Data excerpts:
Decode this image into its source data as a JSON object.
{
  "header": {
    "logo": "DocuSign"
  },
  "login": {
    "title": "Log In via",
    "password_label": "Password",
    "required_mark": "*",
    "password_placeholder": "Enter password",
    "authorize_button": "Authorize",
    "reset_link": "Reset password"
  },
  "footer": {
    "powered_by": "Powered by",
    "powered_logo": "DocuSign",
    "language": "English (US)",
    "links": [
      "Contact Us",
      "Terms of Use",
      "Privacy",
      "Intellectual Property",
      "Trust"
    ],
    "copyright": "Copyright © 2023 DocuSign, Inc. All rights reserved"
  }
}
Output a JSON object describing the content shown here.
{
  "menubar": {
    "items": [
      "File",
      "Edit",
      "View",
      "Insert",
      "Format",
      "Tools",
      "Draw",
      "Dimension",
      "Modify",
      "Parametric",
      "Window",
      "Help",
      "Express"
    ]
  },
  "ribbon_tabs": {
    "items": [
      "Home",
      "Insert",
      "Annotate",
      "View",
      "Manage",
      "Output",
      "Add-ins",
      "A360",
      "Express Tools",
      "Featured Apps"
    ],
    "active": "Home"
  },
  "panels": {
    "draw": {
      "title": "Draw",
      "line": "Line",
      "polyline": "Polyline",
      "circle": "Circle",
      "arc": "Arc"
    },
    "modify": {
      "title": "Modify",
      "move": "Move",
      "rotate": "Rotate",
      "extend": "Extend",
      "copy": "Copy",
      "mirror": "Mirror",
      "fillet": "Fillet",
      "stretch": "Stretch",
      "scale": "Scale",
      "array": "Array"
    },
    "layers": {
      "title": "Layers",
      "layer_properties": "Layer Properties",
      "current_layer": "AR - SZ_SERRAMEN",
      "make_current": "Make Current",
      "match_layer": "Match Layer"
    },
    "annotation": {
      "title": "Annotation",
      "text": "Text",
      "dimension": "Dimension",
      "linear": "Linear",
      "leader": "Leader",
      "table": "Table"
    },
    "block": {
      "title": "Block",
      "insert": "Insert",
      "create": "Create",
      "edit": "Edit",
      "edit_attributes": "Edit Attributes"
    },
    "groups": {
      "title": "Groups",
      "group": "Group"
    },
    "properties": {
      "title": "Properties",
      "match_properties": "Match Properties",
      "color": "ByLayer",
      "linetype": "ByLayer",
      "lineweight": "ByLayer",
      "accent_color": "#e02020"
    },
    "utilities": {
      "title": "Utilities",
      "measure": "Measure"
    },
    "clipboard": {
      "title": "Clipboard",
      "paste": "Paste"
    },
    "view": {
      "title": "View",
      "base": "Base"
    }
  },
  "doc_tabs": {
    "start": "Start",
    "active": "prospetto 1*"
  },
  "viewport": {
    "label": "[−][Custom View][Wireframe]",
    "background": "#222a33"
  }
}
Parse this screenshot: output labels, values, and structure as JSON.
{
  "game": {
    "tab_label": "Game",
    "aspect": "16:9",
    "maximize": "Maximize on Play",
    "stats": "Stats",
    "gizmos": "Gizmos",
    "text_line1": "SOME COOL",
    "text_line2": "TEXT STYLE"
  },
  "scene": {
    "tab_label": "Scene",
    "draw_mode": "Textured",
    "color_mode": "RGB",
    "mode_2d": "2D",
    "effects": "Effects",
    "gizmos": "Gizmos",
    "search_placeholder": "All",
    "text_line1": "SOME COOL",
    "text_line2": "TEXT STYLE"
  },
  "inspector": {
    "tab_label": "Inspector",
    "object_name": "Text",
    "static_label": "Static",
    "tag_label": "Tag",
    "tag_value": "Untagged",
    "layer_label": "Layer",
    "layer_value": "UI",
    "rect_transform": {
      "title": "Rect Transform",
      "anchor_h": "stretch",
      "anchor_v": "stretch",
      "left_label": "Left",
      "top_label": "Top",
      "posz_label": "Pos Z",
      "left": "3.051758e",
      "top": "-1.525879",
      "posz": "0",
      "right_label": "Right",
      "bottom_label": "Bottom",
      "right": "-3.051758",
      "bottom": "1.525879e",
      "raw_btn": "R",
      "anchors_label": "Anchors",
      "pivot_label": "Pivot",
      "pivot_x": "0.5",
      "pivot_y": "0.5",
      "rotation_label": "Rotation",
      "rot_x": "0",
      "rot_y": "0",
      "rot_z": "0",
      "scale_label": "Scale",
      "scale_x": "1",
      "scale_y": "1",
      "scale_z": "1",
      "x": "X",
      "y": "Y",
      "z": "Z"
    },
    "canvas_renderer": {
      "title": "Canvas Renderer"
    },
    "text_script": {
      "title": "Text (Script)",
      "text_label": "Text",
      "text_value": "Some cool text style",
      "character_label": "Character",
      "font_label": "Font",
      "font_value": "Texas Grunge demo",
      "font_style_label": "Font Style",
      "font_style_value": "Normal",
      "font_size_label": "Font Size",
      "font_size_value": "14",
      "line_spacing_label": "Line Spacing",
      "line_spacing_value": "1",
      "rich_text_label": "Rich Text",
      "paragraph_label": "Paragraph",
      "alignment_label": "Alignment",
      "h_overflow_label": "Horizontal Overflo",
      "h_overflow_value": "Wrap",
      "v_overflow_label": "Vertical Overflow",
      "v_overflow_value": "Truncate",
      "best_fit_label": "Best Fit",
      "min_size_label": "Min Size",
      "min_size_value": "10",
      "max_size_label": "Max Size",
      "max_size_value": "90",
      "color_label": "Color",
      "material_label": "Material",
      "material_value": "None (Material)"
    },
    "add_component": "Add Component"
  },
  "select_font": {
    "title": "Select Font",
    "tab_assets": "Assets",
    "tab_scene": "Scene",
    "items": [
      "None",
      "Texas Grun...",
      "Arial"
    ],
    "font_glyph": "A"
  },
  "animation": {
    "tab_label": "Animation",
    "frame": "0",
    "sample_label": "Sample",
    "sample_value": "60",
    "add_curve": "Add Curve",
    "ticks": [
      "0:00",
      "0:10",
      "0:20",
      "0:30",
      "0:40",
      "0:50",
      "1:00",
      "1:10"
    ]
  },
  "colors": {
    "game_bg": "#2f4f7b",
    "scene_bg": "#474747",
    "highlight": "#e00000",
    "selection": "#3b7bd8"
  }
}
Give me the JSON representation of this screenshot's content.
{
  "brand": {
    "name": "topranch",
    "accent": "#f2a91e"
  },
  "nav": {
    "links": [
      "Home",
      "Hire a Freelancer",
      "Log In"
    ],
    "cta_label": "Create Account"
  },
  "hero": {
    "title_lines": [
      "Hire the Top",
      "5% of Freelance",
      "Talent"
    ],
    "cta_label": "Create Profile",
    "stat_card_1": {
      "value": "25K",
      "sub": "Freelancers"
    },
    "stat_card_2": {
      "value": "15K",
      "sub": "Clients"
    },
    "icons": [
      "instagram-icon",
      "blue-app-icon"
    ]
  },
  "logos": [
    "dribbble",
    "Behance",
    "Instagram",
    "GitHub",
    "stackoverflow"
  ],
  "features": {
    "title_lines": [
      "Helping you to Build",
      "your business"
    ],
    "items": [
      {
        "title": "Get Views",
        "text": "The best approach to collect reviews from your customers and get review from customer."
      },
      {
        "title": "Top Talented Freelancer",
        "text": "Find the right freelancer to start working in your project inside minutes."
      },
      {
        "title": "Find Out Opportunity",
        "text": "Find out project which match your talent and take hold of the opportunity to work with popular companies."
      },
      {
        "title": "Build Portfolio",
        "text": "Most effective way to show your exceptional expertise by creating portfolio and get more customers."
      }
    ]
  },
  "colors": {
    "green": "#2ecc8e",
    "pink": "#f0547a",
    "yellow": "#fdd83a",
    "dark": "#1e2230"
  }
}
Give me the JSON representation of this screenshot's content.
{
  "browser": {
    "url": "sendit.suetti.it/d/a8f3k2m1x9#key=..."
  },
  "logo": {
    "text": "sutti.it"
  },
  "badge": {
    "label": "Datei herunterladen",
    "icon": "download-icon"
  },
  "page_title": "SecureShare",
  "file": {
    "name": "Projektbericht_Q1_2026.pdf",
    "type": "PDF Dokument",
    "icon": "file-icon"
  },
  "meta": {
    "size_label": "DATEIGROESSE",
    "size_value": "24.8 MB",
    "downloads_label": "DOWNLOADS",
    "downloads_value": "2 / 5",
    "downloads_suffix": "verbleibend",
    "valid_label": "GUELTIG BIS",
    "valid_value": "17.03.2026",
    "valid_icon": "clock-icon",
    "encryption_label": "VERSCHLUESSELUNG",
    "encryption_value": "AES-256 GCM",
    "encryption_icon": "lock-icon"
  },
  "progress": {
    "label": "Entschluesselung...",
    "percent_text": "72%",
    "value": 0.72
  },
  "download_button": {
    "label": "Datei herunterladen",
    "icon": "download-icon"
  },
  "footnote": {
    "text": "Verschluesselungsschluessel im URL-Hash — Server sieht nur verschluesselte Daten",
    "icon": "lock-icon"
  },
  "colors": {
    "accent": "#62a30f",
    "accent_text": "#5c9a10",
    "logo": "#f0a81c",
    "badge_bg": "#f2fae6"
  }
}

What to produce: How many lines of these entries hold the string "DocuSign"? Answer with the number alone.

Reply to the task: 3